Raw records

........

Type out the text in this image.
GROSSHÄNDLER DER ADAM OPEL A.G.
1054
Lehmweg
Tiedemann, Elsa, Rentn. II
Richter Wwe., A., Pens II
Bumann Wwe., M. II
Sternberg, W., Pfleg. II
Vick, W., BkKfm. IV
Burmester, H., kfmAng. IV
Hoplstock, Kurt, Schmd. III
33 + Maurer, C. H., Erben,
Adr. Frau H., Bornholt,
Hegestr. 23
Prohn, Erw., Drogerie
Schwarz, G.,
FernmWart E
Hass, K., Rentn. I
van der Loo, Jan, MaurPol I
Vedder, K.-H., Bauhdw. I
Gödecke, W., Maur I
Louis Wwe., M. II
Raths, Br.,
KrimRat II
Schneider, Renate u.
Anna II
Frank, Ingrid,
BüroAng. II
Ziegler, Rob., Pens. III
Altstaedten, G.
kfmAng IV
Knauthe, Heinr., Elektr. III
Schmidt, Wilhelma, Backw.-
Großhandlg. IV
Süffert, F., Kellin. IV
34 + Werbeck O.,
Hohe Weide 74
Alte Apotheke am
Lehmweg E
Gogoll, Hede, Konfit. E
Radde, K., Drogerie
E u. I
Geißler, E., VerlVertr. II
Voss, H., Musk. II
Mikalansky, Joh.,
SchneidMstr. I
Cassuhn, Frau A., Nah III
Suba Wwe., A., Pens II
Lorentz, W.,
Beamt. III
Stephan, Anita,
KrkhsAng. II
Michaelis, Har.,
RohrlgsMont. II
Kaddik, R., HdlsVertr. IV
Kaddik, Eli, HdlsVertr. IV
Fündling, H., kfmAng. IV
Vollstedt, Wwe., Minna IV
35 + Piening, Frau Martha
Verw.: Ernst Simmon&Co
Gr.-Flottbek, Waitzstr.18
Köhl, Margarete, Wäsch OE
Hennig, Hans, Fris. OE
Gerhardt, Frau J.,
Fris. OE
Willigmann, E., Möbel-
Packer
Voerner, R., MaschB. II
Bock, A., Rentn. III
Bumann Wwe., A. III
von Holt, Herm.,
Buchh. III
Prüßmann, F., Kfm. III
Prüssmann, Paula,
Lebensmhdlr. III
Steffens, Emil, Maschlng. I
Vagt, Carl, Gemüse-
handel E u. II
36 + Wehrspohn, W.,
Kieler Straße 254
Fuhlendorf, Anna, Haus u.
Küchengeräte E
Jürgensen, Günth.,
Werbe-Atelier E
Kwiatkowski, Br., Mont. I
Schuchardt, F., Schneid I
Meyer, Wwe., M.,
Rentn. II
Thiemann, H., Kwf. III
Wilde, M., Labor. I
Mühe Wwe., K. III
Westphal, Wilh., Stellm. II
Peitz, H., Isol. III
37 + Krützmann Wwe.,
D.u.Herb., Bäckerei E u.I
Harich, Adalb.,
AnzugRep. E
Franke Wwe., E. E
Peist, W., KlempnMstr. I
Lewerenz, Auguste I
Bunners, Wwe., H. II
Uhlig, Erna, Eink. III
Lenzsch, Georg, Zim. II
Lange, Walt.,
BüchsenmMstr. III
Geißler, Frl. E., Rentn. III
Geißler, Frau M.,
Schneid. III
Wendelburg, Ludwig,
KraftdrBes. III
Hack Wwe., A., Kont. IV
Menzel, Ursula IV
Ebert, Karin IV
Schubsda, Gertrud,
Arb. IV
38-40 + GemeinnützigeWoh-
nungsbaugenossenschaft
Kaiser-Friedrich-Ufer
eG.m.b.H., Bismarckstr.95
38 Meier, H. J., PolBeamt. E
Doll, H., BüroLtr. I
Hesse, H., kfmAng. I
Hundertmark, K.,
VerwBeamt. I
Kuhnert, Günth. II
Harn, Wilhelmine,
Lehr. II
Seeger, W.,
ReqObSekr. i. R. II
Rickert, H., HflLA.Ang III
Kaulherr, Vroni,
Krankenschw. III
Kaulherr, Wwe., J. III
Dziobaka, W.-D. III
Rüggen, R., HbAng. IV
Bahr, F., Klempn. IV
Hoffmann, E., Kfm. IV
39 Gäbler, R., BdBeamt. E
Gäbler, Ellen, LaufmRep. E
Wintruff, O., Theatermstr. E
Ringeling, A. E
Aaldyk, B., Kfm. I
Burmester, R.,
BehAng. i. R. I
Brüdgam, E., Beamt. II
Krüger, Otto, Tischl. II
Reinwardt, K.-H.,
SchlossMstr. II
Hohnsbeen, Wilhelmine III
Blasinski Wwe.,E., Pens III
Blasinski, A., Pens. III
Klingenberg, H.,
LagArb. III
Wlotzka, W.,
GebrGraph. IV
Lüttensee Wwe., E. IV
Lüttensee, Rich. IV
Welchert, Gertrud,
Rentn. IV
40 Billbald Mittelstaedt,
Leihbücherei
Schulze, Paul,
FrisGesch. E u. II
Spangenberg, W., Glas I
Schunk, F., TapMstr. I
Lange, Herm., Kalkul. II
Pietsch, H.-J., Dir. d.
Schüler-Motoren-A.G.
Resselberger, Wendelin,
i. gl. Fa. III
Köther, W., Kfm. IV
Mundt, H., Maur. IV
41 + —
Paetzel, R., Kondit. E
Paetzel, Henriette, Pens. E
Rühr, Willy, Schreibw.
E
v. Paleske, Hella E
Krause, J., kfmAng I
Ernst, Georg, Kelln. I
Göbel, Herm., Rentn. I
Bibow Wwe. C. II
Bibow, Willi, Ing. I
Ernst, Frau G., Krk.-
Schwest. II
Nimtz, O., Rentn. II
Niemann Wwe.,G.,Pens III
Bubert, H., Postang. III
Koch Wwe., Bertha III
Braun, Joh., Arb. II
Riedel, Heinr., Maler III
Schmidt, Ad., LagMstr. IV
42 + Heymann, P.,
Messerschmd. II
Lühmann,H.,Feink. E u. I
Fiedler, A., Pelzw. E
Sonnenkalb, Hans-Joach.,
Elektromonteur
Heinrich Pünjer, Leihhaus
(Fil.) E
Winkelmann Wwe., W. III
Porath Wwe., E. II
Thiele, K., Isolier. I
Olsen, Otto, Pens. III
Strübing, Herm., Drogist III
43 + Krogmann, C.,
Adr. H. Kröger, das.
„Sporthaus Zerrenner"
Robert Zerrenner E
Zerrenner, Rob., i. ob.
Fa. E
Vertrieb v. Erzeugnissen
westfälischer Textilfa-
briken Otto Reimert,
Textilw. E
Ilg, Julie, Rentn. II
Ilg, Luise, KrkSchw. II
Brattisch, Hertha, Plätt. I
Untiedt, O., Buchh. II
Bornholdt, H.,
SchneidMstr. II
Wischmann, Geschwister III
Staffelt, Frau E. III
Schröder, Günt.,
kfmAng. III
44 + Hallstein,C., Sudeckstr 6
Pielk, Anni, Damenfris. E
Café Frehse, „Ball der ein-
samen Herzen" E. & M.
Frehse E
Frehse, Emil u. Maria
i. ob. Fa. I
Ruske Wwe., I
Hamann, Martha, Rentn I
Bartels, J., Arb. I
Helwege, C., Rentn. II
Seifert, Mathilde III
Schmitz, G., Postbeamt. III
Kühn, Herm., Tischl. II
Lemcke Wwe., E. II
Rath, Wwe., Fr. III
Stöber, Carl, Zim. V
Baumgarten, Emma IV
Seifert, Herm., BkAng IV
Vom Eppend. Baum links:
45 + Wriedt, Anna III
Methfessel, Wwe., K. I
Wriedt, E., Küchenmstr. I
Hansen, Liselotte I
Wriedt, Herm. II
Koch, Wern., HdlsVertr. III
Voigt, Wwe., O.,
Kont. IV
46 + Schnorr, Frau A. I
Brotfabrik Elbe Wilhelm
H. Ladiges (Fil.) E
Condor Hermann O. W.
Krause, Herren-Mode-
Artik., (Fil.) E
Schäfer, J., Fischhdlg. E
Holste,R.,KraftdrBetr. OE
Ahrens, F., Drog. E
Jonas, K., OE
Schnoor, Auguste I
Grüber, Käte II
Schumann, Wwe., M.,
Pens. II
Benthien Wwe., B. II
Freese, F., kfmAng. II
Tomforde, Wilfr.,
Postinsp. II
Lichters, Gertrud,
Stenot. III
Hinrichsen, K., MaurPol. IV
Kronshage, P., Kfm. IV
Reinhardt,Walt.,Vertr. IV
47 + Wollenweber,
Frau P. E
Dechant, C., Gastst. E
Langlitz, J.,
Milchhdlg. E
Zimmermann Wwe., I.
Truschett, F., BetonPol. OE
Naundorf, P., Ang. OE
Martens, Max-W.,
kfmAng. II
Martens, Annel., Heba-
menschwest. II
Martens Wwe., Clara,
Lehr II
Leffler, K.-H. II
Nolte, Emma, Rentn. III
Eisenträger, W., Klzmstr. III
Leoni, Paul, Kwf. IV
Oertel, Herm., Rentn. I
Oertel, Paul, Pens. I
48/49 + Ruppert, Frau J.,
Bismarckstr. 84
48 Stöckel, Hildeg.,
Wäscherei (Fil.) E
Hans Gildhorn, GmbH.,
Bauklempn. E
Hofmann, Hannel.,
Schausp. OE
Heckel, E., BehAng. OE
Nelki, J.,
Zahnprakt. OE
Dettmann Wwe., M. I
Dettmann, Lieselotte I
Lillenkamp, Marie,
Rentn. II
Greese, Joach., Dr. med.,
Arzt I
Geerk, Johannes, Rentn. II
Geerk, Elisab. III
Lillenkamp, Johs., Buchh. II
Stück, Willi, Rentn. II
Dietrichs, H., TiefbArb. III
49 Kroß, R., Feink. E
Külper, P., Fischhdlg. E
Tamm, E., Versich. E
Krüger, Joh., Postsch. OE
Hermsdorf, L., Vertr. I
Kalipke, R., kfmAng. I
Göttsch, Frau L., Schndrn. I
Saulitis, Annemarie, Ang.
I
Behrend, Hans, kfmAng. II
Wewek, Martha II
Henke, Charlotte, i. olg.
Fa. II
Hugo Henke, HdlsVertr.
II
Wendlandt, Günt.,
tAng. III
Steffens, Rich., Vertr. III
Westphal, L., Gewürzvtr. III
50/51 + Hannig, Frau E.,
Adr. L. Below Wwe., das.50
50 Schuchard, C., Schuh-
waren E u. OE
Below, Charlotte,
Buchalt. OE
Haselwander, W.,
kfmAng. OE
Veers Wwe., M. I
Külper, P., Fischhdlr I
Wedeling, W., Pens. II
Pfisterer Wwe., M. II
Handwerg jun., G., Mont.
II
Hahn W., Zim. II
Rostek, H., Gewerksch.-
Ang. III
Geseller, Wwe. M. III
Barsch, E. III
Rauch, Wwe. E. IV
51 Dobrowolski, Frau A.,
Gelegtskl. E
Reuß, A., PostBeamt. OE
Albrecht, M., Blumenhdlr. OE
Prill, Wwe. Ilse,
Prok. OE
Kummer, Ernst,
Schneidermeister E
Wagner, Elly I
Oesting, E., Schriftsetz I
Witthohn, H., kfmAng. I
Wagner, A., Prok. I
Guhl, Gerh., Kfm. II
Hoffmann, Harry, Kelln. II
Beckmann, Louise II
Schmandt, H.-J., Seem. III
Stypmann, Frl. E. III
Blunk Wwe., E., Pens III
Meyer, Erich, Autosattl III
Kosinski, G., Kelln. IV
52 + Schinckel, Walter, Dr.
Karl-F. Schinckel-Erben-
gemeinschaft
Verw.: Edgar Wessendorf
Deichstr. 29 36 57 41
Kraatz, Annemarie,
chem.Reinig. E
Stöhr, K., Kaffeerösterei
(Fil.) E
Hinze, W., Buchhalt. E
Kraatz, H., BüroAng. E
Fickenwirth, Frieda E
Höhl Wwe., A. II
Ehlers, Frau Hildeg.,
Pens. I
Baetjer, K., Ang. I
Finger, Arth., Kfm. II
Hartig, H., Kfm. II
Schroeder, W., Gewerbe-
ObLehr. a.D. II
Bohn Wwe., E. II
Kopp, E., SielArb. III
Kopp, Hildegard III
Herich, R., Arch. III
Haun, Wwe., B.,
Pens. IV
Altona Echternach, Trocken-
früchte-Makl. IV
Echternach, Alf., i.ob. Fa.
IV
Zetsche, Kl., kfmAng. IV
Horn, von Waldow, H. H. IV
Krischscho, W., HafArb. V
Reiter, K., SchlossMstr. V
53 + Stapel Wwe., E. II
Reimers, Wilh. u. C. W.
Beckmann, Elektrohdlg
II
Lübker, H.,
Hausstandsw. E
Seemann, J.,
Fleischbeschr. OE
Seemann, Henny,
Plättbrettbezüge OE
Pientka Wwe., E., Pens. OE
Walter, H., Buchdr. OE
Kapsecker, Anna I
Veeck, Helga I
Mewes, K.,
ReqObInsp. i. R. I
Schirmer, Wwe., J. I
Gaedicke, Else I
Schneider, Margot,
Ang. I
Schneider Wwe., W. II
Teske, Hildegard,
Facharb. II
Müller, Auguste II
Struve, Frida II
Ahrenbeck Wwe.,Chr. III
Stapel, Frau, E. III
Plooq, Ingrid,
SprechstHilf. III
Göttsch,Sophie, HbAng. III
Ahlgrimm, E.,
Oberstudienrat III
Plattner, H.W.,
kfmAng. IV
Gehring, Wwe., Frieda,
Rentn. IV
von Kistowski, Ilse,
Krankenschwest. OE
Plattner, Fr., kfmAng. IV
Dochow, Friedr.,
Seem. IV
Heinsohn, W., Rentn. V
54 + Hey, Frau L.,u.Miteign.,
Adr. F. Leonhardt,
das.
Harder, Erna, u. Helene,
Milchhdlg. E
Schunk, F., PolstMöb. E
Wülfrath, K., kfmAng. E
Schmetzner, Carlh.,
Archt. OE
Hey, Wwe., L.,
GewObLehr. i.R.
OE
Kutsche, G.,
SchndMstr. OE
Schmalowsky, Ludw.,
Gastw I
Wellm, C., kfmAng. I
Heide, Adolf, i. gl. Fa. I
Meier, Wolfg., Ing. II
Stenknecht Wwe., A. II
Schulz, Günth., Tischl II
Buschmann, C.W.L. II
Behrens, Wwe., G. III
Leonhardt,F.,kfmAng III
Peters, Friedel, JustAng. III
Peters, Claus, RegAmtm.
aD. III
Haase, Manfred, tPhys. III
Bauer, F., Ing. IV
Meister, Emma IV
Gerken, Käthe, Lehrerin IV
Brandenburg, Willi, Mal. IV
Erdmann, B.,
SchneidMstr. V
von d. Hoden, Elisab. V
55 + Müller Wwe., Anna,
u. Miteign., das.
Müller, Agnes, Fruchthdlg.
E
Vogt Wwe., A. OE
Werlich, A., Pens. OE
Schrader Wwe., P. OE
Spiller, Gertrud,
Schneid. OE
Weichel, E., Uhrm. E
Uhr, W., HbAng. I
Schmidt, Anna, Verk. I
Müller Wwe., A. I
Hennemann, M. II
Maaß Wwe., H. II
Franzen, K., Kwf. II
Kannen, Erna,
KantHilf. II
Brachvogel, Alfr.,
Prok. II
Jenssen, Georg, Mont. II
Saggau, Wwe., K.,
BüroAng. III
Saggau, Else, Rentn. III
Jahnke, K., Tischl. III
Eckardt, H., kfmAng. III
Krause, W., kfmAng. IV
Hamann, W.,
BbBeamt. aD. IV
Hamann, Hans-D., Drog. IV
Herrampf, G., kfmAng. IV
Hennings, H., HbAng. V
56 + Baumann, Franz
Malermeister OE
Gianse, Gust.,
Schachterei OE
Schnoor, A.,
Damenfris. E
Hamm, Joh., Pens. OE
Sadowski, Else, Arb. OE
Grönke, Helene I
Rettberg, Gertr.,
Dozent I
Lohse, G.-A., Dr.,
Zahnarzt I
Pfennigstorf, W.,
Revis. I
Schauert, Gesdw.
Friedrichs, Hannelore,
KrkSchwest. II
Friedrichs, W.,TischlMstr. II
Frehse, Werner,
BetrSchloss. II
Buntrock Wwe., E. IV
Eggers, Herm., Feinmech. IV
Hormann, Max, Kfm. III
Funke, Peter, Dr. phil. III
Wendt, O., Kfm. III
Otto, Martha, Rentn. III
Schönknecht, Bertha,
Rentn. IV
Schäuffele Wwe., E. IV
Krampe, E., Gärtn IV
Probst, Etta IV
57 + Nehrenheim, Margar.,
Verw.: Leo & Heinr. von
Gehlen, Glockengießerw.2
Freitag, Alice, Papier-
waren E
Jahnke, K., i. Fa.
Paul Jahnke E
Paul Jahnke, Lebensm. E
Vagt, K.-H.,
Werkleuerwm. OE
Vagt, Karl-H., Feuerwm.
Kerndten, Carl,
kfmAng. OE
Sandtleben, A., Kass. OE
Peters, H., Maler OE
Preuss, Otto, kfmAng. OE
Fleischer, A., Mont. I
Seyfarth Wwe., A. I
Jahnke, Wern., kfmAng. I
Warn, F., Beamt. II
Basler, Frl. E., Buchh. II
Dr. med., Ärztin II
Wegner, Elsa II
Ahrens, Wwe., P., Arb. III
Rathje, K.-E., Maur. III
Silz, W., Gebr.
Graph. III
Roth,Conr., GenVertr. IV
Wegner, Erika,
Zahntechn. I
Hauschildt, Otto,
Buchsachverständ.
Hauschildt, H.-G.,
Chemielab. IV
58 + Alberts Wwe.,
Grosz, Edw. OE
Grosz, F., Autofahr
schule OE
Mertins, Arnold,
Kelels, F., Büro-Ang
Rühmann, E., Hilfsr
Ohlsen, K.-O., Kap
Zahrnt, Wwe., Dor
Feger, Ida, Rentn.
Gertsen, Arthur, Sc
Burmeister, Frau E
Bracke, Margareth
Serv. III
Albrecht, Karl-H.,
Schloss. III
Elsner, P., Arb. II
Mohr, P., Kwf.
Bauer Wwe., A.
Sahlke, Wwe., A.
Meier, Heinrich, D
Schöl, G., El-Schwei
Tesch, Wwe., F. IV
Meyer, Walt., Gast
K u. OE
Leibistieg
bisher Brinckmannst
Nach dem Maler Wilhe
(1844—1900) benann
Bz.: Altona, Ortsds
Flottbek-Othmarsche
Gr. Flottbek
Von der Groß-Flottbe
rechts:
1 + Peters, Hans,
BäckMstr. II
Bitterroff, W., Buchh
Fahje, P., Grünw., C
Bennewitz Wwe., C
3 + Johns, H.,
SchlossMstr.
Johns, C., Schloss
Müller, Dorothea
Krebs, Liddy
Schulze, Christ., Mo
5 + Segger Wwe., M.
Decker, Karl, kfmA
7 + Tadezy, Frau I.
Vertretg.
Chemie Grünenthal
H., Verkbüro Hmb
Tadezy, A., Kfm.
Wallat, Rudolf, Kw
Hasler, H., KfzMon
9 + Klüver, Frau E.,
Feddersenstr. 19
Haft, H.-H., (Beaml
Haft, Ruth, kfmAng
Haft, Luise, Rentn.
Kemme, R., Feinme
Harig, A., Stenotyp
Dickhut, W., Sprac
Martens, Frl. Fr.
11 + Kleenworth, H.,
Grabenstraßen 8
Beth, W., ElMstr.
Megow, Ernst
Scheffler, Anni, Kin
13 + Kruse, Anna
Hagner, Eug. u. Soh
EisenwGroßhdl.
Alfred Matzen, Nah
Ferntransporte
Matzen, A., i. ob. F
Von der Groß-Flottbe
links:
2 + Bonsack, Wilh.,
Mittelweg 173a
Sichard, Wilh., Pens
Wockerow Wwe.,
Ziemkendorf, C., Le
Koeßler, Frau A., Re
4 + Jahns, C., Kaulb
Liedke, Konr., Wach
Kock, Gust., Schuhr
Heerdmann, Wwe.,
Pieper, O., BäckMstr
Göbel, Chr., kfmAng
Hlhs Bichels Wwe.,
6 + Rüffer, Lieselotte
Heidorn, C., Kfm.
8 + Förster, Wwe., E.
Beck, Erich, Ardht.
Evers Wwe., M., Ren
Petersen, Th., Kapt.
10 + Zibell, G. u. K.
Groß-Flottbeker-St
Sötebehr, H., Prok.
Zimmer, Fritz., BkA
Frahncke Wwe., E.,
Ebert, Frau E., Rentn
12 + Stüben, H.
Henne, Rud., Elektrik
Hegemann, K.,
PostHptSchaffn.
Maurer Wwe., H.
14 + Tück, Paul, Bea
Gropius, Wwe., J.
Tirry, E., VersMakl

........

• _Exercise_
Check each line of the records for the word "Charlotte" and extract those that contain it.

• _Response to this exercise_
Henke, Charlotte, i. olg.
Below, Charlotte,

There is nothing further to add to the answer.